• Objective: Omit every image, and transcribe the remaining entries exactly as given.

* * *

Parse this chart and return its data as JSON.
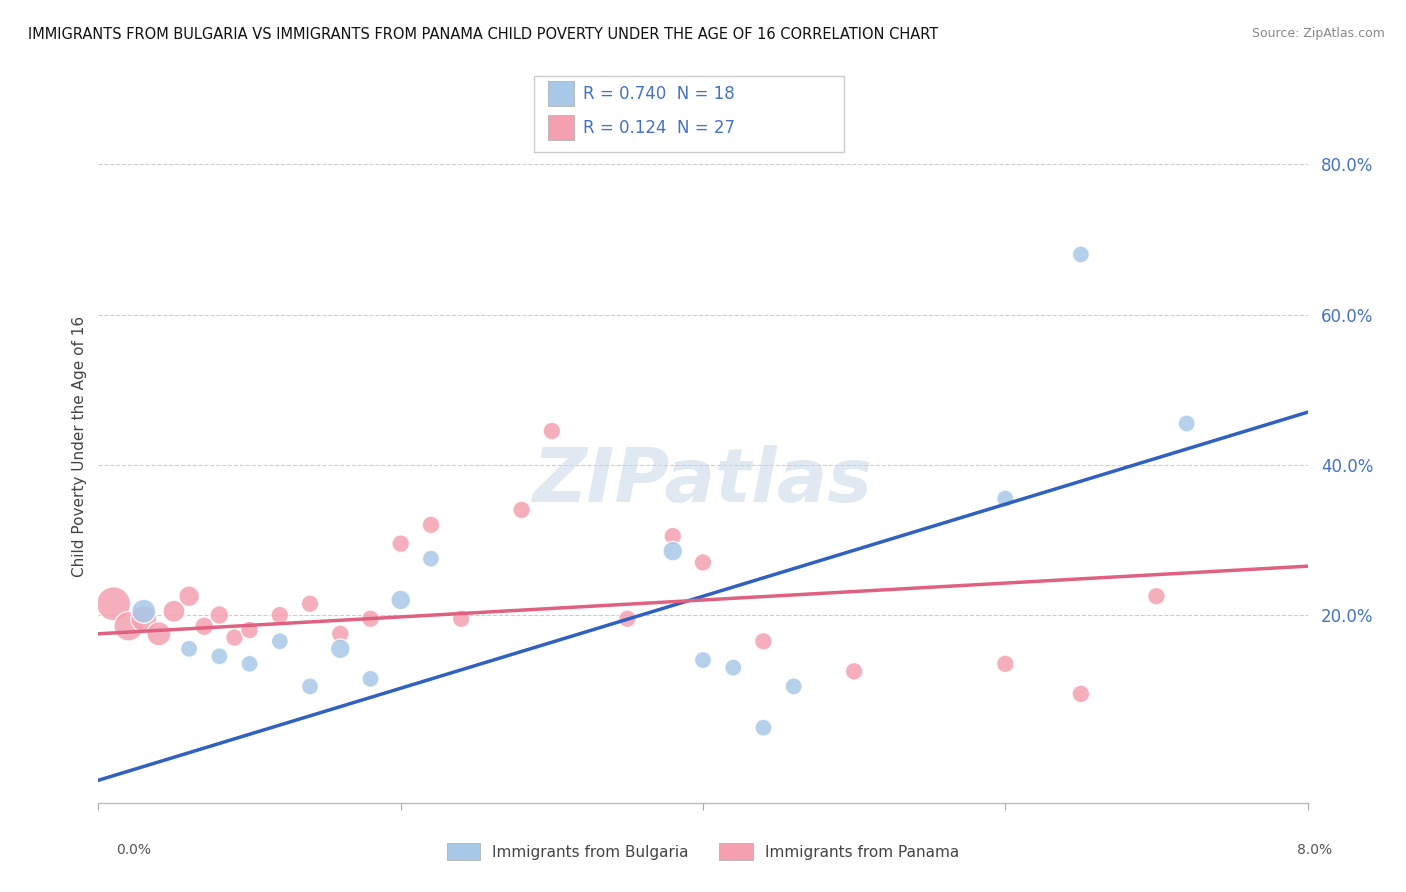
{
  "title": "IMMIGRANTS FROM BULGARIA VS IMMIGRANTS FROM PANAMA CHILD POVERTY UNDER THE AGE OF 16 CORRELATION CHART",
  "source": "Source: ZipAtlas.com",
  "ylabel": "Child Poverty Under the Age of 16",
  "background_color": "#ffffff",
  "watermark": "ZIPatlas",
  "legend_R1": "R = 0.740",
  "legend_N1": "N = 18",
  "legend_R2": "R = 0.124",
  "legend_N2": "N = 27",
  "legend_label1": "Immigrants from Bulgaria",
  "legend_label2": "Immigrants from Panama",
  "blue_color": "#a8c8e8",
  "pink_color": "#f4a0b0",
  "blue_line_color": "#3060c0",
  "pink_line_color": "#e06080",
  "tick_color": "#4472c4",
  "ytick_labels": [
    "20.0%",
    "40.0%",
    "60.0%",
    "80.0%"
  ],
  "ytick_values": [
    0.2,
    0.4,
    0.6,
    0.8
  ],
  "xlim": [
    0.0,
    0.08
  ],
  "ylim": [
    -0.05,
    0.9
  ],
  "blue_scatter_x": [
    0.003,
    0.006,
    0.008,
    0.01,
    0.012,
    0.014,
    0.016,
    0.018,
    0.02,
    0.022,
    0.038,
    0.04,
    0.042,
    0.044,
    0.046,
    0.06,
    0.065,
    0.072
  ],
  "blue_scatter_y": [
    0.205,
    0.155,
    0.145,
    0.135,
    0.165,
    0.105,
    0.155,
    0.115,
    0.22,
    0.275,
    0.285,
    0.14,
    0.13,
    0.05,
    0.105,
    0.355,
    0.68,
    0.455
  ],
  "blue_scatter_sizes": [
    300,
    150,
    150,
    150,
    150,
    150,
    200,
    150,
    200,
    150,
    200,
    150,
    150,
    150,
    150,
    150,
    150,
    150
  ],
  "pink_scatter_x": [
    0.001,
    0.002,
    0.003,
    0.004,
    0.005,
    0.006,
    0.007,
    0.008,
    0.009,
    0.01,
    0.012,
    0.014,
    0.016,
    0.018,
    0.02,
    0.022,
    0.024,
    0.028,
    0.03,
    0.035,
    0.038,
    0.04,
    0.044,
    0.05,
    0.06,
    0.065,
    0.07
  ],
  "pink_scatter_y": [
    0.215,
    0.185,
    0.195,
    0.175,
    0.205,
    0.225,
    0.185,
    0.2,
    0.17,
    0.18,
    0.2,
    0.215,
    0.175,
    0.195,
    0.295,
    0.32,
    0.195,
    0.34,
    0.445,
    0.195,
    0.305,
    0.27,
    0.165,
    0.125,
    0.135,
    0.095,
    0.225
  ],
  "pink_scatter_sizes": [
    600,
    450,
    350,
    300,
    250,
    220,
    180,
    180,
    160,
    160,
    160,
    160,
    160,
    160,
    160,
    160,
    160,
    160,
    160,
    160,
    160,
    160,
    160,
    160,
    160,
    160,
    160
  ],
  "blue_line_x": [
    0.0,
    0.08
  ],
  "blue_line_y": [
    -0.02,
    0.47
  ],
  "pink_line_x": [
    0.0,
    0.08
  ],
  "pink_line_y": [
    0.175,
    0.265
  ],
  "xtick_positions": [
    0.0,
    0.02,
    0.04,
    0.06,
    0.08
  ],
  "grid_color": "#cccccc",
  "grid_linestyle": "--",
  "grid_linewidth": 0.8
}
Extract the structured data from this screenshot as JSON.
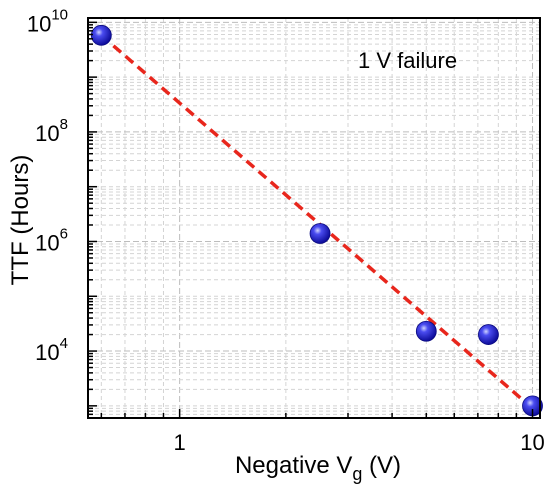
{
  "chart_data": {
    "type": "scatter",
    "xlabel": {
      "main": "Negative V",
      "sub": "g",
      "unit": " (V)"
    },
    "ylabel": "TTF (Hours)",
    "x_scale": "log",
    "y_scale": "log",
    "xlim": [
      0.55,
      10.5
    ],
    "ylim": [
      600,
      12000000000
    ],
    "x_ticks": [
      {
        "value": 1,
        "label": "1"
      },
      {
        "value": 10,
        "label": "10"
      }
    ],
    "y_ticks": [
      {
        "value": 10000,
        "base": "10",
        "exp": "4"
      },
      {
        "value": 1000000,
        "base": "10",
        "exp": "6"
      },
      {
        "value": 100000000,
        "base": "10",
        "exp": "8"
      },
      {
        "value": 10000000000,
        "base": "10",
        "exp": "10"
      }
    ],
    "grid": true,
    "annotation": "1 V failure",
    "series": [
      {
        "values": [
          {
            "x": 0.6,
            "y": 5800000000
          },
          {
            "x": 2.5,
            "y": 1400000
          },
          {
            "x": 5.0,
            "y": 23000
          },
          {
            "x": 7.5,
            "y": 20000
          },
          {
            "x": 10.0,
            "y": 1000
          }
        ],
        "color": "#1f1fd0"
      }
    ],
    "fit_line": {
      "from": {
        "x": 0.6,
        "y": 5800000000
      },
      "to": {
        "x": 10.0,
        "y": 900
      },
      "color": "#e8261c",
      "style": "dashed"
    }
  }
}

* * *

• Reply to the exercise:
Parse this chart and return its data as JSON.
{
  "title": "IMMIGRANTS FROM BULGARIA VS IMMIGRANTS FROM PANAMA CHILD POVERTY UNDER THE AGE OF 16 CORRELATION CHART",
  "source": "Source: ZipAtlas.com",
  "ylabel": "Child Poverty Under the Age of 16",
  "background_color": "#ffffff",
  "watermark": "ZIPatlas",
  "legend_R1": "R = 0.740",
  "legend_N1": "N = 18",
  "legend_R2": "R = 0.124",
  "legend_N2": "N = 27",
  "legend_label1": "Immigrants from Bulgaria",
  "legend_label2": "Immigrants from Panama",
  "blue_color": "#a8c8e8",
  "pink_color": "#f4a0b0",
  "blue_line_color": "#3060c0",
  "pink_line_color": "#e06080",
  "tick_color": "#4472c4",
  "ytick_labels": [
    "20.0%",
    "40.0%",
    "60.0%",
    "80.0%"
  ],
  "ytick_values": [
    0.2,
    0.4,
    0.6,
    0.8
  ],
  "xlim": [
    0.0,
    0.08
  ],
  "ylim": [
    -0.05,
    0.9
  ],
  "blue_scatter_x": [
    0.003,
    0.006,
    0.008,
    0.01,
    0.012,
    0.014,
    0.016,
    0.018,
    0.02,
    0.022,
    0.038,
    0.04,
    0.042,
    0.044,
    0.046,
    0.06,
    0.065,
    0.072
  ],
  "blue_scatter_y": [
    0.205,
    0.155,
    0.145,
    0.135,
    0.165,
    0.105,
    0.155,
    0.115,
    0.22,
    0.275,
    0.285,
    0.14,
    0.13,
    0.05,
    0.105,
    0.355,
    0.68,
    0.455
  ],
  "blue_scatter_sizes": [
    300,
    150,
    150,
    150,
    150,
    150,
    200,
    150,
    200,
    150,
    200,
    150,
    150,
    150,
    150,
    150,
    150,
    150
  ],
  "pink_scatter_x": [
    0.001,
    0.002,
    0.003,
    0.004,
    0.005,
    0.006,
    0.007,
    0.008,
    0.009,
    0.01,
    0.012,
    0.014,
    0.016,
    0.018,
    0.02,
    0.022,
    0.024,
    0.028,
    0.03,
    0.035,
    0.038,
    0.04,
    0.044,
    0.05,
    0.06,
    0.065,
    0.07
  ],
  "pink_scatter_y": [
    0.215,
    0.185,
    0.195,
    0.175,
    0.205,
    0.225,
    0.185,
    0.2,
    0.17,
    0.18,
    0.2,
    0.215,
    0.175,
    0.195,
    0.295,
    0.32,
    0.195,
    0.34,
    0.445,
    0.195,
    0.305,
    0.27,
    0.165,
    0.125,
    0.135,
    0.095,
    0.225
  ],
  "pink_scatter_sizes": [
    600,
    450,
    350,
    300,
    250,
    220,
    180,
    180,
    160,
    160,
    160,
    160,
    160,
    160,
    160,
    160,
    160,
    160,
    160,
    160,
    160,
    160,
    160,
    160,
    160,
    160,
    160
  ],
  "blue_line_x": [
    0.0,
    0.08
  ],
  "blue_line_y": [
    -0.02,
    0.47
  ],
  "pink_line_x": [
    0.0,
    0.08
  ],
  "pink_line_y": [
    0.175,
    0.265
  ],
  "xtick_positions": [
    0.0,
    0.02,
    0.04,
    0.06,
    0.08
  ],
  "grid_color": "#cccccc",
  "grid_linestyle": "--",
  "grid_linewidth": 0.8
}
Extract the structured data from this screenshot as JSON.
{
  "chart_data": {
    "type": "scatter",
    "xlabel": {
      "main": "Negative V",
      "sub": "g",
      "unit": " (V)"
    },
    "ylabel": "TTF (Hours)",
    "x_scale": "log",
    "y_scale": "log",
    "xlim": [
      0.55,
      10.5
    ],
    "ylim": [
      600,
      12000000000
    ],
    "x_ticks": [
      {
        "value": 1,
        "label": "1"
      },
      {
        "value": 10,
        "label": "10"
      }
    ],
    "y_ticks": [
      {
        "value": 10000,
        "base": "10",
        "exp": "4"
      },
      {
        "value": 1000000,
        "base": "10",
        "exp": "6"
      },
      {
        "value": 100000000,
        "base": "10",
        "exp": "8"
      },
      {
        "value": 10000000000,
        "base": "10",
        "exp": "10"
      }
    ],
    "grid": true,
    "annotation": "1 V failure",
    "series": [
      {
        "values": [
          {
            "x": 0.6,
            "y": 5800000000
          },
          {
            "x": 2.5,
            "y": 1400000
          },
          {
            "x": 5.0,
            "y": 23000
          },
          {
            "x": 7.5,
            "y": 20000
          },
          {
            "x": 10.0,
            "y": 1000
          }
        ],
        "color": "#1f1fd0"
      }
    ],
    "fit_line": {
      "from": {
        "x": 0.6,
        "y": 5800000000
      },
      "to": {
        "x": 10.0,
        "y": 900
      },
      "color": "#e8261c",
      "style": "dashed"
    }
  }
}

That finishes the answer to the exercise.